Recorded data
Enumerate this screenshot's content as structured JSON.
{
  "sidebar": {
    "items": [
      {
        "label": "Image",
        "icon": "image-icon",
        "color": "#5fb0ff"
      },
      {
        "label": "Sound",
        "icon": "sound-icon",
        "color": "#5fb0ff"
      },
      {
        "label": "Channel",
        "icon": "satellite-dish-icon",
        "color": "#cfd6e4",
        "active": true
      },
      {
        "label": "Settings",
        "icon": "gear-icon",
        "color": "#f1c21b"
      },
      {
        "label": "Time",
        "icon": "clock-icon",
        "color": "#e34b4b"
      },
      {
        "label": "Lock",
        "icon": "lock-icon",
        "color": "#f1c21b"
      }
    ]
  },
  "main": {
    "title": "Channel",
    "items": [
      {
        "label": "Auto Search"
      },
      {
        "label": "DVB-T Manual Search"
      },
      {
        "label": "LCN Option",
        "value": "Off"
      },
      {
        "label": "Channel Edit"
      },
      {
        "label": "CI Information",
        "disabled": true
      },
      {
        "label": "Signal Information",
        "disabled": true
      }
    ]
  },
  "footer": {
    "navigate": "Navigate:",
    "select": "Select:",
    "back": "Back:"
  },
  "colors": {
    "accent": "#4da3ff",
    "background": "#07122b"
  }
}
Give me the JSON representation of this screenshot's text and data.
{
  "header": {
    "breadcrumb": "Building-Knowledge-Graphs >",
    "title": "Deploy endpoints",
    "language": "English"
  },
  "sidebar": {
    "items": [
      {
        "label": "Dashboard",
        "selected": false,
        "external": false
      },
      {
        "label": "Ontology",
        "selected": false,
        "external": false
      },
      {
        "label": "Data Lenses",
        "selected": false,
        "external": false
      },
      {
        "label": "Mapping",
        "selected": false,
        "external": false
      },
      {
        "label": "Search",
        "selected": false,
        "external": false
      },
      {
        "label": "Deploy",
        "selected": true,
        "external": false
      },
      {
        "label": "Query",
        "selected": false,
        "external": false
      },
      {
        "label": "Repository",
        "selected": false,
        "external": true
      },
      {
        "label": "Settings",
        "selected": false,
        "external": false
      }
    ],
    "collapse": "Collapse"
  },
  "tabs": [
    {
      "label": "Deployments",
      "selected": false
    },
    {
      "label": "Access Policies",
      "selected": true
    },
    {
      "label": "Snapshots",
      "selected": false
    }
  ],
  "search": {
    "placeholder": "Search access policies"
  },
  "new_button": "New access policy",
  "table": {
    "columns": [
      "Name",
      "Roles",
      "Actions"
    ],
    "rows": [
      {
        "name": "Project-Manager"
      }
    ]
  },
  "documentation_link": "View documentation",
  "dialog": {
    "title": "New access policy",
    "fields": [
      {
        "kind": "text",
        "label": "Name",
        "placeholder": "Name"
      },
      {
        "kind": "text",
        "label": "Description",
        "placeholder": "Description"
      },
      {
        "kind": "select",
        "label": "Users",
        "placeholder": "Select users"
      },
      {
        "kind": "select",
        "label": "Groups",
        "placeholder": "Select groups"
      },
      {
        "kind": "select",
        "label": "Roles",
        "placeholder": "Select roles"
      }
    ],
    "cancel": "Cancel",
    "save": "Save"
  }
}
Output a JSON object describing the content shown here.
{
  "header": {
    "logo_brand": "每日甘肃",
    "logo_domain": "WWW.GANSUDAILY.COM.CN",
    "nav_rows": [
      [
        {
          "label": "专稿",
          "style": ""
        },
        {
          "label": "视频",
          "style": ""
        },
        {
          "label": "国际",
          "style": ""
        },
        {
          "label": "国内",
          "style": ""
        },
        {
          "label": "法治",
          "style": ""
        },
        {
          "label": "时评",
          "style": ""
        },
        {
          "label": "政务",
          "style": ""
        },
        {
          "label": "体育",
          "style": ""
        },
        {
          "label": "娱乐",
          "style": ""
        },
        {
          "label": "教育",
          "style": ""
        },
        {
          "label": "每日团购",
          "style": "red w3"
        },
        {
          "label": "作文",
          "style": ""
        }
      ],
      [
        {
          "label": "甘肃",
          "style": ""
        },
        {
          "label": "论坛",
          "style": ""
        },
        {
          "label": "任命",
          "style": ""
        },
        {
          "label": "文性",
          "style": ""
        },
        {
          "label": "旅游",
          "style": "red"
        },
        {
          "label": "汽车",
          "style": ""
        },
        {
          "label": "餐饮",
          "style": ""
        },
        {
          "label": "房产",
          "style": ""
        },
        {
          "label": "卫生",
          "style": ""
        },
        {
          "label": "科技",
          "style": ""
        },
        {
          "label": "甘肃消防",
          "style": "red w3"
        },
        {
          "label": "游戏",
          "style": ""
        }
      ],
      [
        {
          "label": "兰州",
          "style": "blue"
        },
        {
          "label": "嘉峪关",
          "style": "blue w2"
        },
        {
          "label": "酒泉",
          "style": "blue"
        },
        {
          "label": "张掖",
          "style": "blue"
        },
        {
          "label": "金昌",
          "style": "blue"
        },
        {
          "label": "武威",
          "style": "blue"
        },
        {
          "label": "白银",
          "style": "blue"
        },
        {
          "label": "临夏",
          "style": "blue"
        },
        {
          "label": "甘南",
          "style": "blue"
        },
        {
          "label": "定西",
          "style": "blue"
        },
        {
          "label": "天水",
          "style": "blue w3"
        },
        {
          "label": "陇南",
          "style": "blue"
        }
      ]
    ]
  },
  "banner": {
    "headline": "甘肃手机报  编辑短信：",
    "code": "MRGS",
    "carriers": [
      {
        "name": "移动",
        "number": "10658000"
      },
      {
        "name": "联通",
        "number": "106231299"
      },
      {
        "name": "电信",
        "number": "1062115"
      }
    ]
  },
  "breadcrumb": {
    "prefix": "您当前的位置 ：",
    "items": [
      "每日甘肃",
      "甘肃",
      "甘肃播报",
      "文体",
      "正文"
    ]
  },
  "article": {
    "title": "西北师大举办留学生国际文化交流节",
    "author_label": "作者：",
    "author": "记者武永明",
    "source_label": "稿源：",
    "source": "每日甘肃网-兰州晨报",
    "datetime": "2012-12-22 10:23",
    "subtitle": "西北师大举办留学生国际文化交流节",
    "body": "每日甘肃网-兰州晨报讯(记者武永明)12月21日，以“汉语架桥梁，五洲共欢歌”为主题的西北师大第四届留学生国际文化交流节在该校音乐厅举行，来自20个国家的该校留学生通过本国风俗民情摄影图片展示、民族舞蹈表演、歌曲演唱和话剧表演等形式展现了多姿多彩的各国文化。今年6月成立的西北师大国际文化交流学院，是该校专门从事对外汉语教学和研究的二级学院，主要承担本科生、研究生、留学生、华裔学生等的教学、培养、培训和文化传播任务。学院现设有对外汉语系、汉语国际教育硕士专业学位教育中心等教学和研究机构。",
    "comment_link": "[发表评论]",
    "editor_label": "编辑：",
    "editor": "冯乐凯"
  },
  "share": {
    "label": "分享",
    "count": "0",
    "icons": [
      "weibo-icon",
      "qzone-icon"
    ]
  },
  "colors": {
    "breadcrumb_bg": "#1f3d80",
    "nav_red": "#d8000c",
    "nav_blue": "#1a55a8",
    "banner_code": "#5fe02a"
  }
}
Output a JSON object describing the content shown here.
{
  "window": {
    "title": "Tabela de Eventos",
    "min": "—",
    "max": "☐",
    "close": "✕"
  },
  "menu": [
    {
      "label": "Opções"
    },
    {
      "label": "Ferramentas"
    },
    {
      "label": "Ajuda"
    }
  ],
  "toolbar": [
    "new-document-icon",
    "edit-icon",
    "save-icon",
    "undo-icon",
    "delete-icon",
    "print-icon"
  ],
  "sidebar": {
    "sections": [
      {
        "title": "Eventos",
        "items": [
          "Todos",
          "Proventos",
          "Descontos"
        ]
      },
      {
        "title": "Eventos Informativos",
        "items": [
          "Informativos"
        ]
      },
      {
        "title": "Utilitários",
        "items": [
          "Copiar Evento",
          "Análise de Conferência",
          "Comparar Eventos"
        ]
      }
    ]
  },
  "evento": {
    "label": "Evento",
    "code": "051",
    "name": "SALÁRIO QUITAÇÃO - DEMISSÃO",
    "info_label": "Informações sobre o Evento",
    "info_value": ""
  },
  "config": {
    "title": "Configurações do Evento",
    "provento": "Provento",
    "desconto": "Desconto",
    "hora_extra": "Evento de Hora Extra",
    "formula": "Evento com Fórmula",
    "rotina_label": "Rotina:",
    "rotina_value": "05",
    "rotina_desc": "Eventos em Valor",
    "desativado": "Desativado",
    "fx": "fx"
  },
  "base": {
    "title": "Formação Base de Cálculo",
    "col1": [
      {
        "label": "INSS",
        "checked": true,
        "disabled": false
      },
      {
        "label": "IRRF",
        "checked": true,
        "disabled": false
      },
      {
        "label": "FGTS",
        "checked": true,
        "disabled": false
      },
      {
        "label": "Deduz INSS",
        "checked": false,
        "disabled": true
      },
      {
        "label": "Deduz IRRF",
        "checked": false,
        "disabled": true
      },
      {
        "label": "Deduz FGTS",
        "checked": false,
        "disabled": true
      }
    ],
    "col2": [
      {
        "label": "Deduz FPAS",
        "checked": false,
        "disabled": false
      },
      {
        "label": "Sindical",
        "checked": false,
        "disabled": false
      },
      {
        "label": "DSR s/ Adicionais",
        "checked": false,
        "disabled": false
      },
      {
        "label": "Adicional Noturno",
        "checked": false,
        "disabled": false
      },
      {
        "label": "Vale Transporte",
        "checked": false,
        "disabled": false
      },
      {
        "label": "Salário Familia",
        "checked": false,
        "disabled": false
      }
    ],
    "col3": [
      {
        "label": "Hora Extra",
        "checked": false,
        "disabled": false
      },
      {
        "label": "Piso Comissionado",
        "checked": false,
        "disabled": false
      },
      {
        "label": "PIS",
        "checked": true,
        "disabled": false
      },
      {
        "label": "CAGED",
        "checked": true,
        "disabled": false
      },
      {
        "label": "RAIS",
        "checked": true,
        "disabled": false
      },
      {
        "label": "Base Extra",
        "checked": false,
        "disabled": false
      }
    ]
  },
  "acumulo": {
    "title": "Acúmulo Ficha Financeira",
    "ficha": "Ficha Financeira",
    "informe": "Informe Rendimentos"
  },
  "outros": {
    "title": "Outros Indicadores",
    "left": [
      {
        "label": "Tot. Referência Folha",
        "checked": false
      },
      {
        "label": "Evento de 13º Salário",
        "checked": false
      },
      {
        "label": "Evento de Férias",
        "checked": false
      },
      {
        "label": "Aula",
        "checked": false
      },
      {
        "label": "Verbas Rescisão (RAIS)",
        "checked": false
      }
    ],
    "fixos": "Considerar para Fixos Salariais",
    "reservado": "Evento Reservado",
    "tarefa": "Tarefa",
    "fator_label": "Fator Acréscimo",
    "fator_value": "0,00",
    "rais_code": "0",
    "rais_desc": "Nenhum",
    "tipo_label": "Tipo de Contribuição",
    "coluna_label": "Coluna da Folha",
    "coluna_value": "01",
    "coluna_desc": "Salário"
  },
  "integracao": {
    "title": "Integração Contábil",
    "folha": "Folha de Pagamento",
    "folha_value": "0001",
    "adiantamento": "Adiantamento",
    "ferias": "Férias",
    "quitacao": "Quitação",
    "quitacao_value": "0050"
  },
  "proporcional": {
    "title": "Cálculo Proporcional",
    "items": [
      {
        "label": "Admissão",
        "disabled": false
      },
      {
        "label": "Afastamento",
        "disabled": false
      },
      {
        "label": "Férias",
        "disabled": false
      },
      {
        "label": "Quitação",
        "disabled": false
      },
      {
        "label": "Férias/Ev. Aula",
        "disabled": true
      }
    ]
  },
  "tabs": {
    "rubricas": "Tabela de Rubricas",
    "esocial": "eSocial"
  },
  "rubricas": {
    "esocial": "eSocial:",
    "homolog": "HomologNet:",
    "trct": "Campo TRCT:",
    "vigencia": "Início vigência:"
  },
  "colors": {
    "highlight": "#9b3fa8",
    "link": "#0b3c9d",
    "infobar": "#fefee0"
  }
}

● DESCRIPTION OF THE TASK
Count the lines of the listing above that include the word "Ficha" and state the total with nothing else.

● WRITTEN REPLY
2